▶ **WHAT IS NEEDED**: The records that follow should be retyped word for word.

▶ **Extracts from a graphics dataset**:
----

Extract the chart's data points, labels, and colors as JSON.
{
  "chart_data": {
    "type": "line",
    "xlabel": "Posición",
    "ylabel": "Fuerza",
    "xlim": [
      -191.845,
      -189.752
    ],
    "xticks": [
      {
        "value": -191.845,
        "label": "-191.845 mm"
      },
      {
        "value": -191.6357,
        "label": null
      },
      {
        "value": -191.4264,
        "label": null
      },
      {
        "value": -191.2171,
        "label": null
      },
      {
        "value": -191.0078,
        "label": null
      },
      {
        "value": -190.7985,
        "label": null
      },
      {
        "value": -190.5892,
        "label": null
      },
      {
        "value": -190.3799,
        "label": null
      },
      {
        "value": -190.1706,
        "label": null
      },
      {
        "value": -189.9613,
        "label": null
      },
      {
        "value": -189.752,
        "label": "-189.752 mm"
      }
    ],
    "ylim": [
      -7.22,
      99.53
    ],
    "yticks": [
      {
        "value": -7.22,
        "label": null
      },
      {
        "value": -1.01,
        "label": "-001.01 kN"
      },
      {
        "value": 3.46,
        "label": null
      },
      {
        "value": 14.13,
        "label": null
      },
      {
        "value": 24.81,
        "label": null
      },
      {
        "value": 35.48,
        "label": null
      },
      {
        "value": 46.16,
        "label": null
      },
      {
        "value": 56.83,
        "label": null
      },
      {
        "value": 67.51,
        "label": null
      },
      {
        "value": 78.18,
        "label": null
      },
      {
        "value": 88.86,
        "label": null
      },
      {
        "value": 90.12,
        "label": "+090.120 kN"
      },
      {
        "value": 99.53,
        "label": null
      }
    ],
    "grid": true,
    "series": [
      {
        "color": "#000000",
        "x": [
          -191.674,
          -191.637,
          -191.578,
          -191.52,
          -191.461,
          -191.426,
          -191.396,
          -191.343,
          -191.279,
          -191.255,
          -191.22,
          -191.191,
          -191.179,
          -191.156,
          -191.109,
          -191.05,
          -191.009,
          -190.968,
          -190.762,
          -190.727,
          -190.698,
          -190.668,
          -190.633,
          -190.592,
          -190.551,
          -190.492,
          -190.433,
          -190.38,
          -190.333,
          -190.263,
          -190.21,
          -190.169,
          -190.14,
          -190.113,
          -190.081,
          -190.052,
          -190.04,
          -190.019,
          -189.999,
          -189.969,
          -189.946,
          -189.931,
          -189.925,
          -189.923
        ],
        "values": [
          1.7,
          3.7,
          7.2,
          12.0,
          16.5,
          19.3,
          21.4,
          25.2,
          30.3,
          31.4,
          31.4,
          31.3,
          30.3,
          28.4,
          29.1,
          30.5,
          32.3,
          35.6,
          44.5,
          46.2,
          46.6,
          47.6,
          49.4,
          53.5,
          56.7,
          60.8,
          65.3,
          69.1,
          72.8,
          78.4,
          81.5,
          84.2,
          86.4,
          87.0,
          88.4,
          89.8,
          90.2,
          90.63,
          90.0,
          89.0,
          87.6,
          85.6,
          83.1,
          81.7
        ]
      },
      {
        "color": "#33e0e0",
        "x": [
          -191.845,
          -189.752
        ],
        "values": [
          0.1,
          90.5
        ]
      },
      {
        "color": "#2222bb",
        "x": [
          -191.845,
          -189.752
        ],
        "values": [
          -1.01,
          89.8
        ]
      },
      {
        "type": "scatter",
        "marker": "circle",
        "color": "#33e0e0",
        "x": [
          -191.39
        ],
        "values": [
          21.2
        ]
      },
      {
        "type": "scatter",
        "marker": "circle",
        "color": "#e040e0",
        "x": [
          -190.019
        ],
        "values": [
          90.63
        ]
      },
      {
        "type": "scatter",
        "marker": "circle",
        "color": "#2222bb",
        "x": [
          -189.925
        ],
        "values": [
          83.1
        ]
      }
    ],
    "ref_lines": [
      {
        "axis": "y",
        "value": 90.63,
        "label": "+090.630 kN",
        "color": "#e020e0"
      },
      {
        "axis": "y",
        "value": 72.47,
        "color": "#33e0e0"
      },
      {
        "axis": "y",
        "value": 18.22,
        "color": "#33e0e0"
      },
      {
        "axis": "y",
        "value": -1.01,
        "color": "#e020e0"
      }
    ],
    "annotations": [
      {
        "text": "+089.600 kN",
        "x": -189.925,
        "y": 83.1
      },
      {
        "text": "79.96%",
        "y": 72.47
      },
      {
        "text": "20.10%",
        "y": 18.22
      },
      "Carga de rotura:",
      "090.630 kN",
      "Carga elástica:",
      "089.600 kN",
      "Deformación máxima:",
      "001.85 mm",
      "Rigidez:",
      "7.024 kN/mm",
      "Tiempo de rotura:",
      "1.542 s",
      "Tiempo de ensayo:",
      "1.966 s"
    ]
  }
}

----

▶ **EXPECTED OUTPUT**:
Extract the chart's data points, labels, and colors as JSON.
{
  "chart_data": {
    "type": "line",
    "xlabel": "Posición",
    "ylabel": "Fuerza",
    "xlim": [
      -191.845,
      -189.752
    ],
    "xticks": [
      {
        "value": -191.845,
        "label": "-191.845 mm"
      },
      {
        "value": -191.6357,
        "label": null
      },
      {
        "value": -191.4264,
        "label": null
      },
      {
        "value": -191.2171,
        "label": null
      },
      {
        "value": -191.0078,
        "label": null
      },
      {
        "value": -190.7985,
        "label": null
      },
      {
        "value": -190.5892,
        "label": null
      },
      {
        "value": -190.3799,
        "label": null
      },
      {
        "value": -190.1706,
        "label": null
      },
      {
        "value": -189.9613,
        "label": null
      },
      {
        "value": -189.752,
        "label": "-189.752 mm"
      }
    ],
    "ylim": [
      -7.22,
      99.53
    ],
    "yticks": [
      {
        "value": -7.22,
        "label": null
      },
      {
        "value": -1.01,
        "label": "-001.01 kN"
      },
      {
        "value": 3.46,
        "label": null
      },
      {
        "value": 14.13,
        "label": null
      },
      {
        "value": 24.81,
        "label": null
      },
      {
        "value": 35.48,
        "label": null
      },
      {
        "value": 46.16,
        "label": null
      },
      {
        "value": 56.83,
        "label": null
      },
      {
        "value": 67.51,
        "label": null
      },
      {
        "value": 78.18,
        "label": null
      },
      {
        "value": 88.86,
        "label": null
      },
      {
        "value": 90.12,
        "label": "+090.120 kN"
      },
      {
        "value": 99.53,
        "label": null
      }
    ],
    "grid": true,
    "series": [
      {
        "color": "#000000",
        "x": [
          -191.674,
          -191.637,
          -191.578,
          -191.52,
          -191.461,
          -191.426,
          -191.396,
          -191.343,
          -191.279,
          -191.255,
          -191.22,
          -191.191,
          -191.179,
          -191.156,
          -191.109,
          -191.05,
          -191.009,
          -190.968,
          -190.762,
          -190.727,
          -190.698,
          -190.668,
          -190.633,
          -190.592,
          -190.551,
          -190.492,
          -190.433,
          -190.38,
          -190.333,
          -190.263,
          -190.21,
          -190.169,
          -190.14,
          -190.113,
          -190.081,
          -190.052,
          -190.04,
          -190.019,
          -189.999,
          -189.969,
          -189.946,
          -189.931,
          -189.925,
          -189.923
        ],
        "values": [
          1.7,
          3.7,
          7.2,
          12.0,
          16.5,
          19.3,
          21.4,
          25.2,
          30.3,
          31.4,
          31.4,
          31.3,
          30.3,
          28.4,
          29.1,
          30.5,
          32.3,
          35.6,
          44.5,
          46.2,
          46.6,
          47.6,
          49.4,
          53.5,
          56.7,
          60.8,
          65.3,
          69.1,
          72.8,
          78.4,
          81.5,
          84.2,
          86.4,
          87.0,
          88.4,
          89.8,
          90.2,
          90.63,
          90.0,
          89.0,
          87.6,
          85.6,
          83.1,
          81.7
        ]
      },
      {
        "color": "#33e0e0",
        "x": [
          -191.845,
          -189.752
        ],
        "values": [
          0.1,
          90.5
        ]
      },
      {
        "color": "#2222bb",
        "x": [
          -191.845,
          -189.752
        ],
        "values": [
          -1.01,
          89.8
        ]
      },
      {
        "type": "scatter",
        "marker": "circle",
        "color": "#33e0e0",
        "x": [
          -191.39
        ],
        "values": [
          21.2
        ]
      },
      {
        "type": "scatter",
        "marker": "circle",
        "color": "#e040e0",
        "x": [
          -190.019
        ],
        "values": [
          90.63
        ]
      },
      {
        "type": "scatter",
        "marker": "circle",
        "color": "#2222bb",
        "x": [
          -189.925
        ],
        "values": [
          83.1
        ]
      }
    ],
    "ref_lines": [
      {
        "axis": "y",
        "value": 90.63,
        "label": "+090.630 kN",
        "color": "#e020e0"
      },
      {
        "axis": "y",
        "value": 72.47,
        "color": "#33e0e0"
      },
      {
        "axis": "y",
        "value": 18.22,
        "color": "#33e0e0"
      },
      {
        "axis": "y",
        "value": -1.01,
        "color": "#e020e0"
      }
    ],
    "annotations": [
      {
        "text": "+089.600 kN",
        "x": -189.925,
        "y": 83.1
      },
      {
        "text": "79.96%",
        "y": 72.47
      },
      {
        "text": "20.10%",
        "y": 18.22
      },
      "Carga de rotura:",
      "090.630 kN",
      "Carga elástica:",
      "089.600 kN",
      "Deformación máxima:",
      "001.85 mm",
      "Rigidez:",
      "7.024 kN/mm",
      "Tiempo de rotura:",
      "1.542 s",
      "Tiempo de ensayo:",
      "1.966 s"
    ]
  }
}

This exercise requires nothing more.